▶ **Task statement**: Wherever the string "OLTS" occurs in a line of these records, report that line.

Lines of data
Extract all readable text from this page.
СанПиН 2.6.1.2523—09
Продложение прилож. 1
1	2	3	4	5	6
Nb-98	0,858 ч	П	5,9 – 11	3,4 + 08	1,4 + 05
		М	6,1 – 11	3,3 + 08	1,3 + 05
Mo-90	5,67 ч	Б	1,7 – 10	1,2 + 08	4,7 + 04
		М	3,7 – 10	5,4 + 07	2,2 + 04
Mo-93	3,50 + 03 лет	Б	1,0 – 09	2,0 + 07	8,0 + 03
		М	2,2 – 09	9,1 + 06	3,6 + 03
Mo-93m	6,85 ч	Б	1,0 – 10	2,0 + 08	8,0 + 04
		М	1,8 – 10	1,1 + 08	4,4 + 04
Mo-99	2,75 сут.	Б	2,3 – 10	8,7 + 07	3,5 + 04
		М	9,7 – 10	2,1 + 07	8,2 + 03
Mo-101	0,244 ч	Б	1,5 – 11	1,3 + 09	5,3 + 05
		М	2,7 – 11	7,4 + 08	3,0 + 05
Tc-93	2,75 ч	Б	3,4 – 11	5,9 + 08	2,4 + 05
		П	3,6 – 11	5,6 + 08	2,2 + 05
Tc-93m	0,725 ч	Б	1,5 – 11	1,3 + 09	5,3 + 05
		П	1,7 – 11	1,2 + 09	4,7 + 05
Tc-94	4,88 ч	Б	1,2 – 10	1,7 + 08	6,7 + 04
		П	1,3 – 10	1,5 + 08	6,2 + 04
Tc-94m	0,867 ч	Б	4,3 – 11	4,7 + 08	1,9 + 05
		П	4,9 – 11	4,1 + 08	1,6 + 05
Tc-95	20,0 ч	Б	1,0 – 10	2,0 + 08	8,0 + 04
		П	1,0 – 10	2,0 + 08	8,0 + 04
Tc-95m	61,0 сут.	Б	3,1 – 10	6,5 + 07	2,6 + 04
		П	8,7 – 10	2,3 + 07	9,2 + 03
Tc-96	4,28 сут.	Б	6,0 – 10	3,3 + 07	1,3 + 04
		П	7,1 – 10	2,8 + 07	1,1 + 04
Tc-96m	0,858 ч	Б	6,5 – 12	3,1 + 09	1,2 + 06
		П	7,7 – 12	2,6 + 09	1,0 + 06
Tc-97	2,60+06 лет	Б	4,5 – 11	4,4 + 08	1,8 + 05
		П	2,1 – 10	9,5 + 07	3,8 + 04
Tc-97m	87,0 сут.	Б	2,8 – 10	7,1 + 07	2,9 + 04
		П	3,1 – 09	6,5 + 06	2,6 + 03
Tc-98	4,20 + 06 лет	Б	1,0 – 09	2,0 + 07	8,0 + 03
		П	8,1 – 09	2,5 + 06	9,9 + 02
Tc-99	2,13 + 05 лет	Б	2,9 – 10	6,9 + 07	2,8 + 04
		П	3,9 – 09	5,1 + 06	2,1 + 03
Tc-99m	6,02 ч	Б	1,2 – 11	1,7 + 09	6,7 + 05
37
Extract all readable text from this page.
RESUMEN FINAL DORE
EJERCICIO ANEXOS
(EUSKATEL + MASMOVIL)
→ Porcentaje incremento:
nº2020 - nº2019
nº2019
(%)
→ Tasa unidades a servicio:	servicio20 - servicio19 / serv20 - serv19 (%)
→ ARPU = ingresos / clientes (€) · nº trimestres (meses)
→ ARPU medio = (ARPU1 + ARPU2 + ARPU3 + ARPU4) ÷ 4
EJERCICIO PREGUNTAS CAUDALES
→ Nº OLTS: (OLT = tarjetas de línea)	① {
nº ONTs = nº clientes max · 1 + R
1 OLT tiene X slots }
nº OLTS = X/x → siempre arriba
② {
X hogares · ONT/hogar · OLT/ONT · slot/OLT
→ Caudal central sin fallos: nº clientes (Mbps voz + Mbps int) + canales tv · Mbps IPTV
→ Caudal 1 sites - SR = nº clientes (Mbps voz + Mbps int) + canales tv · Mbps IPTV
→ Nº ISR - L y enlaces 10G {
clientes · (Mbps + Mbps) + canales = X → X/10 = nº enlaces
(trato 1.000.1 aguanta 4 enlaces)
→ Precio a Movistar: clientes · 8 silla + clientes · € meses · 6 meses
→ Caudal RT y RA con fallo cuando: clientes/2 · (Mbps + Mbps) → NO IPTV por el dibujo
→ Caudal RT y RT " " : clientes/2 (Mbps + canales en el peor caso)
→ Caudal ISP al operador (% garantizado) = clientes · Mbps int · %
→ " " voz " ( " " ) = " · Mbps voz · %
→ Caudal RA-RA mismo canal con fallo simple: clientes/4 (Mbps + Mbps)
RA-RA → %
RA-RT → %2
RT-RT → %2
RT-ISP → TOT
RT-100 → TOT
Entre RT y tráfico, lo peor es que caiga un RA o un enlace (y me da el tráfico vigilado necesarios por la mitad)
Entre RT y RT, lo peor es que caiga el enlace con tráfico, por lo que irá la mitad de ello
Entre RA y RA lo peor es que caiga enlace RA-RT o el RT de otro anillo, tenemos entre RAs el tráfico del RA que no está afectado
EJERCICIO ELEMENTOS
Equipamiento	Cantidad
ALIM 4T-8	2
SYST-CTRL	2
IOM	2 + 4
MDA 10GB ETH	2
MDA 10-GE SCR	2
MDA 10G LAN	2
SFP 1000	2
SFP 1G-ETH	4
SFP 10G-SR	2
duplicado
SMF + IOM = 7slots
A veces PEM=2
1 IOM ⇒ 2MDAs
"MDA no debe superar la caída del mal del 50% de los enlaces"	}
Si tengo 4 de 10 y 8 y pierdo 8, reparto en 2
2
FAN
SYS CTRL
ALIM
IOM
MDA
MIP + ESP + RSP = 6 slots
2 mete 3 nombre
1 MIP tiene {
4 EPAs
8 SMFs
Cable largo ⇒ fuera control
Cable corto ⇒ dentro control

▶ **Task output**:
→ Nº OLTS: (OLT = tarjetas de línea)	① {
nº OLTS = X/x → siempre arriba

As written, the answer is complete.